Prompt:
Will you quote all of the entries, word for word?

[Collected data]
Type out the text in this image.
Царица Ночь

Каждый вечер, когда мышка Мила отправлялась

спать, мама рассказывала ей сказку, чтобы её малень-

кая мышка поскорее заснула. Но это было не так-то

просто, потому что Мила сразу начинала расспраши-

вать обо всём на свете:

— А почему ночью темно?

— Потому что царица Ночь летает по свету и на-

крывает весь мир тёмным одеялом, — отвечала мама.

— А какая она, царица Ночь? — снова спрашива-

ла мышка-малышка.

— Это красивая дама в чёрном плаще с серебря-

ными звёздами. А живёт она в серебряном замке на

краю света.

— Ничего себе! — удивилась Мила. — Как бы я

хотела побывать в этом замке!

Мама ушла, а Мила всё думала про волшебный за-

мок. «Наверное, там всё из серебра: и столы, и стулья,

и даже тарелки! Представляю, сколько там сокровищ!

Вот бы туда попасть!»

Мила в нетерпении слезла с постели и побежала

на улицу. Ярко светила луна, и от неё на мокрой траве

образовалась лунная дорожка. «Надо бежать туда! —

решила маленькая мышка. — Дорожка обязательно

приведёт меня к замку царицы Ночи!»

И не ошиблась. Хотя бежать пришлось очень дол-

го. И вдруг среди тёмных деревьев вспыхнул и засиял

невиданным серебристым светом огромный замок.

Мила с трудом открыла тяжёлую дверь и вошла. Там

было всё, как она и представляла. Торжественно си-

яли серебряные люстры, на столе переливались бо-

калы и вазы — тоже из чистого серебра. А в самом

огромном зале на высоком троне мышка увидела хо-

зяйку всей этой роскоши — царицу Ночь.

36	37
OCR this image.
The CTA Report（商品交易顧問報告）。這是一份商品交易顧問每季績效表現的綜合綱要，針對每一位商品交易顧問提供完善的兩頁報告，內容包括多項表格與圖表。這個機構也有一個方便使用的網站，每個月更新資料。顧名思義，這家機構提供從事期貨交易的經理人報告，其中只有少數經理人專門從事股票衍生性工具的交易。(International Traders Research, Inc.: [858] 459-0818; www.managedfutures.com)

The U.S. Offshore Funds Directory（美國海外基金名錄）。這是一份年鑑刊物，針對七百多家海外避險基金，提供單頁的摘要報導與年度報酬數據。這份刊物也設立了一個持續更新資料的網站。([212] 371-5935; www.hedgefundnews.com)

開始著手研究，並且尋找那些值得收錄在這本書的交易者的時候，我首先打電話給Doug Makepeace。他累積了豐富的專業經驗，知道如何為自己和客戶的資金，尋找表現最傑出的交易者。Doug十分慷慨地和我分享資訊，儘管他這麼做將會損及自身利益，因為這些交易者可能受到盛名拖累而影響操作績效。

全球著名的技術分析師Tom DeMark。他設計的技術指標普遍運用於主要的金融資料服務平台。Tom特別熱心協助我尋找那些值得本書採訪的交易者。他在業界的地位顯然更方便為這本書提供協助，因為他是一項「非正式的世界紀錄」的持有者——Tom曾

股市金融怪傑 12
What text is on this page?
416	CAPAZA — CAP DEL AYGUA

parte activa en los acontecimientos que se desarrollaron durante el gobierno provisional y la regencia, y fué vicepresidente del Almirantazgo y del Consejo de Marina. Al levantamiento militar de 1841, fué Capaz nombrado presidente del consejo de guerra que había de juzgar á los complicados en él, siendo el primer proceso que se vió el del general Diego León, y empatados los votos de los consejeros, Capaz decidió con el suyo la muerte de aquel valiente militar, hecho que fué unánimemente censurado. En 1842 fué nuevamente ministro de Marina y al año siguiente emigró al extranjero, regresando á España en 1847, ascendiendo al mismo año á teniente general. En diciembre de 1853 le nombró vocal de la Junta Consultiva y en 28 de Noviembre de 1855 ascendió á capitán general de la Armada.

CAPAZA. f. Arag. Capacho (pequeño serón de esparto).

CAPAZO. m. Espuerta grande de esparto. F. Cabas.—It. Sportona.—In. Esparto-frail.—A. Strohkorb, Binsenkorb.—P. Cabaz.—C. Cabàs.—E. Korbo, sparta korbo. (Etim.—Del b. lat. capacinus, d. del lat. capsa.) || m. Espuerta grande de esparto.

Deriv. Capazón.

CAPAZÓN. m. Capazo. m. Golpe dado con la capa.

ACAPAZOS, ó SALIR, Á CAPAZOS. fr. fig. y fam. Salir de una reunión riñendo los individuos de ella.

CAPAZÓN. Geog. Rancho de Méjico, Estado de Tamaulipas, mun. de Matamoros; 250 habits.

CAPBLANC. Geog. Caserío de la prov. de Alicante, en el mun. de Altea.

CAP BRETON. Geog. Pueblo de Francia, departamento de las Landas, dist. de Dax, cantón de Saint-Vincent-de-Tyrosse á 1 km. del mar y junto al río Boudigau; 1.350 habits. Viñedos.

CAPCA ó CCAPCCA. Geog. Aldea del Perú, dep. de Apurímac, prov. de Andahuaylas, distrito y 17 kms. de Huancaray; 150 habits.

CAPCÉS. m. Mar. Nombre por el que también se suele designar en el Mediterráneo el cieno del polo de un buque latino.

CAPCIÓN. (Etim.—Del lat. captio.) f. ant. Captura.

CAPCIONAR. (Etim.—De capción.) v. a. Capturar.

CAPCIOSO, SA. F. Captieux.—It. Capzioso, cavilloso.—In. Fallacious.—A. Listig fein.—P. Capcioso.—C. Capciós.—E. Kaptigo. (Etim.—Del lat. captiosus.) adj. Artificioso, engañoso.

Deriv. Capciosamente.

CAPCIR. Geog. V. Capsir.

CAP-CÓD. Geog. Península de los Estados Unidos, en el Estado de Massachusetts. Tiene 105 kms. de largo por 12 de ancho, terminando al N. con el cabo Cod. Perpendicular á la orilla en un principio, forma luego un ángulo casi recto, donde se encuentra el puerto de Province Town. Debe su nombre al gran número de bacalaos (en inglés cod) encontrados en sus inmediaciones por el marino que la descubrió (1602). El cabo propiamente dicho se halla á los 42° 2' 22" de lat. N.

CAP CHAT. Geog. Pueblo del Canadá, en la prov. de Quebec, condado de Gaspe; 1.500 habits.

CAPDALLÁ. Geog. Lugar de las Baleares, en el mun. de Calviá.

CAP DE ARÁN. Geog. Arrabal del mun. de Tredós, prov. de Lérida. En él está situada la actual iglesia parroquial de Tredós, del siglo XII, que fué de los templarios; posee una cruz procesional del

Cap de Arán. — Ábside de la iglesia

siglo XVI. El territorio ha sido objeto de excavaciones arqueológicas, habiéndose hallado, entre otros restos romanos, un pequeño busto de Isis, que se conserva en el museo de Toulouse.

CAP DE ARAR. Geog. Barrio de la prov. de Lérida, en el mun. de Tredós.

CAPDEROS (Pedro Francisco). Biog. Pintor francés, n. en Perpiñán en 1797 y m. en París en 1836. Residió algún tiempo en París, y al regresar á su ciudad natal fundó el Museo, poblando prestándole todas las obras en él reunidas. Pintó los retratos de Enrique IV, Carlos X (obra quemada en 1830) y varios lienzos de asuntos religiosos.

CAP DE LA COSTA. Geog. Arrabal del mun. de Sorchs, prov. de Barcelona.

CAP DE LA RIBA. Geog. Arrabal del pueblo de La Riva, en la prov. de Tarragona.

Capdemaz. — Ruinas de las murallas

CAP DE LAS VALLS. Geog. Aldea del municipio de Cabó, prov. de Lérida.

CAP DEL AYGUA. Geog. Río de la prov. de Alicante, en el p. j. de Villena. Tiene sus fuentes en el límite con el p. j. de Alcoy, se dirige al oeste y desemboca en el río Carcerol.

Written solution:
Type out the text in this image.
Царица Ночь

Каждый вечер, когда мышка Мила отправлялась

спать, мама рассказывала ей сказку, чтобы её малень-

кая мышка поскорее заснула. Но это было не так-то

просто, потому что Мила сразу начинала расспраши-

вать обо всём на свете:

— А почему ночью темно?

— Потому что царица Ночь летает по свету и на-

крывает весь мир тёмным одеялом, — отвечала мама.

— А какая она, царица Ночь? — снова спрашива-

ла мышка-малышка.

— Это красивая дама в чёрном плаще с серебря-

ными звёздами. А живёт она в серебряном замке на

краю света.

— Ничего себе! — удивилась Мила. — Как бы я

хотела побывать в этом замке!

Мама ушла, а Мила всё думала про волшебный за-

мок. «Наверное, там всё из серебра: и столы, и стулья,

и даже тарелки! Представляю, сколько там сокровищ!

Вот бы туда попасть!»

Мила в нетерпении слезла с постели и побежала

на улицу. Ярко светила луна, и от неё на мокрой траве

образовалась лунная дорожка. «Надо бежать туда! —

решила маленькая мышка. — Дорожка обязательно

приведёт меня к замку царицы Ночи!»

И не ошиблась. Хотя бежать пришлось очень дол-

го. И вдруг среди тёмных деревьев вспыхнул и засиял

невиданным серебристым светом огромный замок.

Мила с трудом открыла тяжёлую дверь и вошла. Там

было всё, как она и представляла. Торжественно си-

яли серебряные люстры, на столе переливались бо-

калы и вазы — тоже из чистого серебра. А в самом

огромном зале на высоком троне мышка увидела хо-

зяйку всей этой роскоши — царицу Ночь.

36	37
OCR this image.
The CTA Report（商品交易顧問報告）。這是一份商品交易顧問每季績效表現的綜合綱要，針對每一位商品交易顧問提供完善的兩頁報告，內容包括多項表格與圖表。這個機構也有一個方便使用的網站，每個月更新資料。顧名思義，這家機構提供從事期貨交易的經理人報告，其中只有少數經理人專門從事股票衍生性工具的交易。(International Traders Research, Inc.: [858] 459-0818; www.managedfutures.com)

The U.S. Offshore Funds Directory（美國海外基金名錄）。這是一份年鑑刊物，針對七百多家海外避險基金，提供單頁的摘要報導與年度報酬數據。這份刊物也設立了一個持續更新資料的網站。([212] 371-5935; www.hedgefundnews.com)

開始著手研究，並且尋找那些值得收錄在這本書的交易者的時候，我首先打電話給Doug Makepeace。他累積了豐富的專業經驗，知道如何為自己和客戶的資金，尋找表現最傑出的交易者。Doug十分慷慨地和我分享資訊，儘管他這麼做將會損及自身利益，因為這些交易者可能受到盛名拖累而影響操作績效。

全球著名的技術分析師Tom DeMark。他設計的技術指標普遍運用於主要的金融資料服務平台。Tom特別熱心協助我尋找那些值得本書採訪的交易者。他在業界的地位顯然更方便為這本書提供協助，因為他是一項「非正式的世界紀錄」的持有者——Tom曾

股市金融怪傑 12
What text is on this page?
416	CAPAZA — CAP DEL AYGUA

parte activa en los acontecimientos que se desarrollaron durante el gobierno provisional y la regencia, y fué vicepresidente del Almirantazgo y del Consejo de Marina. Al levantamiento militar de 1841, fué Capaz nombrado presidente del consejo de guerra que había de juzgar á los complicados en él, siendo el primer proceso que se vió el del general Diego León, y empatados los votos de los consejeros, Capaz decidió con el suyo la muerte de aquel valiente militar, hecho que fué unánimemente censurado. En 1842 fué nuevamente ministro de Marina y al año siguiente emigró al extranjero, regresando á España en 1847, ascendiendo al mismo año á teniente general. En diciembre de 1853 le nombró vocal de la Junta Consultiva y en 28 de Noviembre de 1855 ascendió á capitán general de la Armada.

CAPAZA. f. Arag. Capacho (pequeño serón de esparto).

CAPAZO. m. Espuerta grande de esparto. F. Cabas.—It. Sportona.—In. Esparto-frail.—A. Strohkorb, Binsenkorb.—P. Cabaz.—C. Cabàs.—E. Korbo, sparta korbo. (Etim.—Del b. lat. capacinus, d. del lat. capsa.) || m. Espuerta grande de esparto.

Deriv. Capazón.

CAPAZÓN. m. Capazo. m. Golpe dado con la capa.

ACAPAZOS, ó SALIR, Á CAPAZOS. fr. fig. y fam. Salir de una reunión riñendo los individuos de ella.

CAPAZÓN. Geog. Rancho de Méjico, Estado de Tamaulipas, mun. de Matamoros; 250 habits.

CAPBLANC. Geog. Caserío de la prov. de Alicante, en el mun. de Altea.

CAP BRETON. Geog. Pueblo de Francia, departamento de las Landas, dist. de Dax, cantón de Saint-Vincent-de-Tyrosse á 1 km. del mar y junto al río Boudigau; 1.350 habits. Viñedos.

CAPCA ó CCAPCCA. Geog. Aldea del Perú, dep. de Apurímac, prov. de Andahuaylas, distrito y 17 kms. de Huancaray; 150 habits.

CAPCÉS. m. Mar. Nombre por el que también se suele designar en el Mediterráneo el cieno del polo de un buque latino.

CAPCIÓN. (Etim.—Del lat. captio.) f. ant. Captura.

CAPCIONAR. (Etim.—De capción.) v. a. Capturar.

CAPCIOSO, SA. F. Captieux.—It. Capzioso, cavilloso.—In. Fallacious.—A. Listig fein.—P. Capcioso.—C. Capciós.—E. Kaptigo. (Etim.—Del lat. captiosus.) adj. Artificioso, engañoso.

Deriv. Capciosamente.

CAPCIR. Geog. V. Capsir.

CAP-CÓD. Geog. Península de los Estados Unidos, en el Estado de Massachusetts. Tiene 105 kms. de largo por 12 de ancho, terminando al N. con el cabo Cod. Perpendicular á la orilla en un principio, forma luego un ángulo casi recto, donde se encuentra el puerto de Province Town. Debe su nombre al gran número de bacalaos (en inglés cod) encontrados en sus inmediaciones por el marino que la descubrió (1602). El cabo propiamente dicho se halla á los 42° 2' 22" de lat. N.

CAP CHAT. Geog. Pueblo del Canadá, en la prov. de Quebec, condado de Gaspe; 1.500 habits.

CAPDALLÁ. Geog. Lugar de las Baleares, en el mun. de Calviá.

CAP DE ARÁN. Geog. Arrabal del mun. de Tredós, prov. de Lérida. En él está situada la actual iglesia parroquial de Tredós, del siglo XII, que fué de los templarios; posee una cruz procesional del

Cap de Arán. — Ábside de la iglesia

siglo XVI. El territorio ha sido objeto de excavaciones arqueológicas, habiéndose hallado, entre otros restos romanos, un pequeño busto de Isis, que se conserva en el museo de Toulouse.

CAP DE ARAR. Geog. Barrio de la prov. de Lérida, en el mun. de Tredós.

CAPDEROS (Pedro Francisco). Biog. Pintor francés, n. en Perpiñán en 1797 y m. en París en 1836. Residió algún tiempo en París, y al regresar á su ciudad natal fundó el Museo, poblando prestándole todas las obras en él reunidas. Pintó los retratos de Enrique IV, Carlos X (obra quemada en 1830) y varios lienzos de asuntos religiosos.

CAP DE LA COSTA. Geog. Arrabal del mun. de Sorchs, prov. de Barcelona.

CAP DE LA RIBA. Geog. Arrabal del pueblo de La Riva, en la prov. de Tarragona.

Capdemaz. — Ruinas de las murallas

CAP DE LAS VALLS. Geog. Aldea del municipio de Cabó, prov. de Lérida.

CAP DEL AYGUA. Geog. Río de la prov. de Alicante, en el p. j. de Villena. Tiene sus fuentes en el límite con el p. j. de Alcoy, se dirige al oeste y desemboca en el río Carcerol.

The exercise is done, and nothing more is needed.